# Items listed in a dataset

________________

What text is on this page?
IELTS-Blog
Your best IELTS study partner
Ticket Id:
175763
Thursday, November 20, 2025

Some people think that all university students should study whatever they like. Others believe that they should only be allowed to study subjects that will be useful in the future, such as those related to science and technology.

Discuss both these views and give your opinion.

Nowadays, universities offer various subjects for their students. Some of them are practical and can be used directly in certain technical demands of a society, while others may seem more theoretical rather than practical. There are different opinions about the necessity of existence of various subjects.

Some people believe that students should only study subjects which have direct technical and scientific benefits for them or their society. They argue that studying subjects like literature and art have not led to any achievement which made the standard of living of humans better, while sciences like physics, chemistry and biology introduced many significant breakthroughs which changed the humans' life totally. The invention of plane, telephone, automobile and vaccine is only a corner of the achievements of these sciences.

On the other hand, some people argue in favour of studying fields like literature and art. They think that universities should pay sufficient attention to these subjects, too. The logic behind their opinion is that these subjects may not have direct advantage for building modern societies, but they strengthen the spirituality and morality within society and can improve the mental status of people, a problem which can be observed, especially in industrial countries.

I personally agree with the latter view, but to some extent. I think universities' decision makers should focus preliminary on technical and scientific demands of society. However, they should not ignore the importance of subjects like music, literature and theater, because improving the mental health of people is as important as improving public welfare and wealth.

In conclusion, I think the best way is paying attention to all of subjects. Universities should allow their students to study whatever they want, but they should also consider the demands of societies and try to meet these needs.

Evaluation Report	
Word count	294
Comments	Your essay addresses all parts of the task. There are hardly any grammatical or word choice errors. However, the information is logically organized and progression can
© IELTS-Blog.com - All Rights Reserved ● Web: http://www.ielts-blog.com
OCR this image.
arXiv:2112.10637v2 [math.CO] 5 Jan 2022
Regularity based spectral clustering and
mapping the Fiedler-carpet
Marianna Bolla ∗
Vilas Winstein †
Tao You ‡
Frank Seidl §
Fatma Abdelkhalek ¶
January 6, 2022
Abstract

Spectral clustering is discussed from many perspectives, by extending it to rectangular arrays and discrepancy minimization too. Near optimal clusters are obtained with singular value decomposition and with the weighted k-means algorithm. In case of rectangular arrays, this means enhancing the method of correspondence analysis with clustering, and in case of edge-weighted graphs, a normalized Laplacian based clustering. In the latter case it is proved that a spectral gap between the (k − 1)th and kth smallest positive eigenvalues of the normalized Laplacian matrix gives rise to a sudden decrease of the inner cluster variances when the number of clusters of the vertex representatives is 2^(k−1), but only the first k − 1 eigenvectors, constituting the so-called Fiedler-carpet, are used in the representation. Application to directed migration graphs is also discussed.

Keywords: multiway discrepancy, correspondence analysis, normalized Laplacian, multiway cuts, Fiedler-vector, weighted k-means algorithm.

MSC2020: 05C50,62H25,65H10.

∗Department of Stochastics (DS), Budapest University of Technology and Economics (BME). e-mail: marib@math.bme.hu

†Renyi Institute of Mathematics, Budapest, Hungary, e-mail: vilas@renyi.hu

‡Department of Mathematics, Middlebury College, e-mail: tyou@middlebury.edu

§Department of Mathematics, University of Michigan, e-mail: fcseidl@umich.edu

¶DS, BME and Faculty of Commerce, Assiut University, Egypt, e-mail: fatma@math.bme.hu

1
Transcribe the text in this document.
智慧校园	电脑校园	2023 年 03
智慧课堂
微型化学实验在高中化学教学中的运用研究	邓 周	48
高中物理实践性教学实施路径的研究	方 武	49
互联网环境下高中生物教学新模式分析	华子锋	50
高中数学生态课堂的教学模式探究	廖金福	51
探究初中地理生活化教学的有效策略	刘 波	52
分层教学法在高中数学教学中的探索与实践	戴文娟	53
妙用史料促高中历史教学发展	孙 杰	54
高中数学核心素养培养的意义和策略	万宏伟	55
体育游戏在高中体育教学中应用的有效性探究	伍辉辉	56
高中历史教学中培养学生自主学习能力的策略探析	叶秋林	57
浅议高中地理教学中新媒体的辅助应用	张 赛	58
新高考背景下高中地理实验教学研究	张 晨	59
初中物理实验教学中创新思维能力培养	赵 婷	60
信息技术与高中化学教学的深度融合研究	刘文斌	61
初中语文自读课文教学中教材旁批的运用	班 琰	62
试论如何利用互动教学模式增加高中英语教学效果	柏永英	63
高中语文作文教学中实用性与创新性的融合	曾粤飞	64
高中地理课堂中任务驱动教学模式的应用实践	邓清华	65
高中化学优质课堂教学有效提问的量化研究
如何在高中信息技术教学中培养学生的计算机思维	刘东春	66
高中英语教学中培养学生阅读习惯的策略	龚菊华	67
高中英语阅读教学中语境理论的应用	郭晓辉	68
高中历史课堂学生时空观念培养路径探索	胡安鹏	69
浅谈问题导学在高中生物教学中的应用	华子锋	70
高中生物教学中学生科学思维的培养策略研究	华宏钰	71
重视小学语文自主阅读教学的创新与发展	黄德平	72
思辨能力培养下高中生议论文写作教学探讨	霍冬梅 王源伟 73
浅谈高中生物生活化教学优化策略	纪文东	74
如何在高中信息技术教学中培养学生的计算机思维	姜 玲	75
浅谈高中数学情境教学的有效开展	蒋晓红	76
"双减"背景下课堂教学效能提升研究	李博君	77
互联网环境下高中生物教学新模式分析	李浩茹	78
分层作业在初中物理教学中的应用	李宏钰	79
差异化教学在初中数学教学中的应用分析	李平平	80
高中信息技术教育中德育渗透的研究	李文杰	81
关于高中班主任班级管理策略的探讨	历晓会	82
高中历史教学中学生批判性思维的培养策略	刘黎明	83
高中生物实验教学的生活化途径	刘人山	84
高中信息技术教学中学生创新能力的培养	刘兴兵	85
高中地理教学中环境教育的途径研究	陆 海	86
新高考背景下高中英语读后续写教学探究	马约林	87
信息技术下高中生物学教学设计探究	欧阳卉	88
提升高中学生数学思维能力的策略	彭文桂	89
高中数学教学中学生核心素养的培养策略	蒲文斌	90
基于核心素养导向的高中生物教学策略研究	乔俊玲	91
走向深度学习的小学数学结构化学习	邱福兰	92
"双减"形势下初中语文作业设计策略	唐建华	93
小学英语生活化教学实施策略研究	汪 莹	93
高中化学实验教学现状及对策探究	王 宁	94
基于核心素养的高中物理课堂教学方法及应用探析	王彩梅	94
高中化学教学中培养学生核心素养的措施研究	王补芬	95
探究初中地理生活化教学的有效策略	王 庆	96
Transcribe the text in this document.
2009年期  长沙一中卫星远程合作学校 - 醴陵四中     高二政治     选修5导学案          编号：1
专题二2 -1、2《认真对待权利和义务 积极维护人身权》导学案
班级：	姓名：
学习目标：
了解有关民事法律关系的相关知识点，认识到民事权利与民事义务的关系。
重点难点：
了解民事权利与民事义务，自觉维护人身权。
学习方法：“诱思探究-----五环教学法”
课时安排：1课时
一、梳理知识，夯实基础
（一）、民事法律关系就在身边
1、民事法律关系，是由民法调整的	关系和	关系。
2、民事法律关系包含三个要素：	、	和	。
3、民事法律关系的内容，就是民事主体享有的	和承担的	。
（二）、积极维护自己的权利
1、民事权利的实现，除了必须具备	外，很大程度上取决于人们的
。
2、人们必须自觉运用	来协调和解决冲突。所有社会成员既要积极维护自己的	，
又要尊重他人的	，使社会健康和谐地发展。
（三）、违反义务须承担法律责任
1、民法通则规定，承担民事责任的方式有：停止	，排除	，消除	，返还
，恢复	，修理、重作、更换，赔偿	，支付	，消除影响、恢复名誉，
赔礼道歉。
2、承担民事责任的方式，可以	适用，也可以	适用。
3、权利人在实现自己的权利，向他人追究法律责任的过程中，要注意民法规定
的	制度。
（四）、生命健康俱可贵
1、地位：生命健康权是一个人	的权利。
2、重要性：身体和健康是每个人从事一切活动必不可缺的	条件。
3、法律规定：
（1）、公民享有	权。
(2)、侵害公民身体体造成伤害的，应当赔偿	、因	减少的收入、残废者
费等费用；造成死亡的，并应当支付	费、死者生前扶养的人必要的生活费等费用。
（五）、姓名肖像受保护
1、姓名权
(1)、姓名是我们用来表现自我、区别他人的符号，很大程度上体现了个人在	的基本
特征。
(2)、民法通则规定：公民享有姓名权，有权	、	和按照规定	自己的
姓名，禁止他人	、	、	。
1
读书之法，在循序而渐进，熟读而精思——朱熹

________________

# Task description
Leave out every line without the string "mental" and copy the rest.

# Reply
On the other hand, some people argue in favour of studying fields like literature and art. They think that universities should pay sufficient attention to these subjects, too. The logic behind their opinion is that these subjects may not have direct advantage for building modern societies, but they strengthen the spirituality and morality within society and can improve the mental status of people, a problem which can be observed, especially in industrial countries.
I personally agree with the latter view, but to some extent. I think universities' decision makers should focus preliminary on technical and scientific demands of society. However, they should not ignore the importance of subjects like music, literature and theater, because improving the mental health of people is as important as improving public welfare and wealth.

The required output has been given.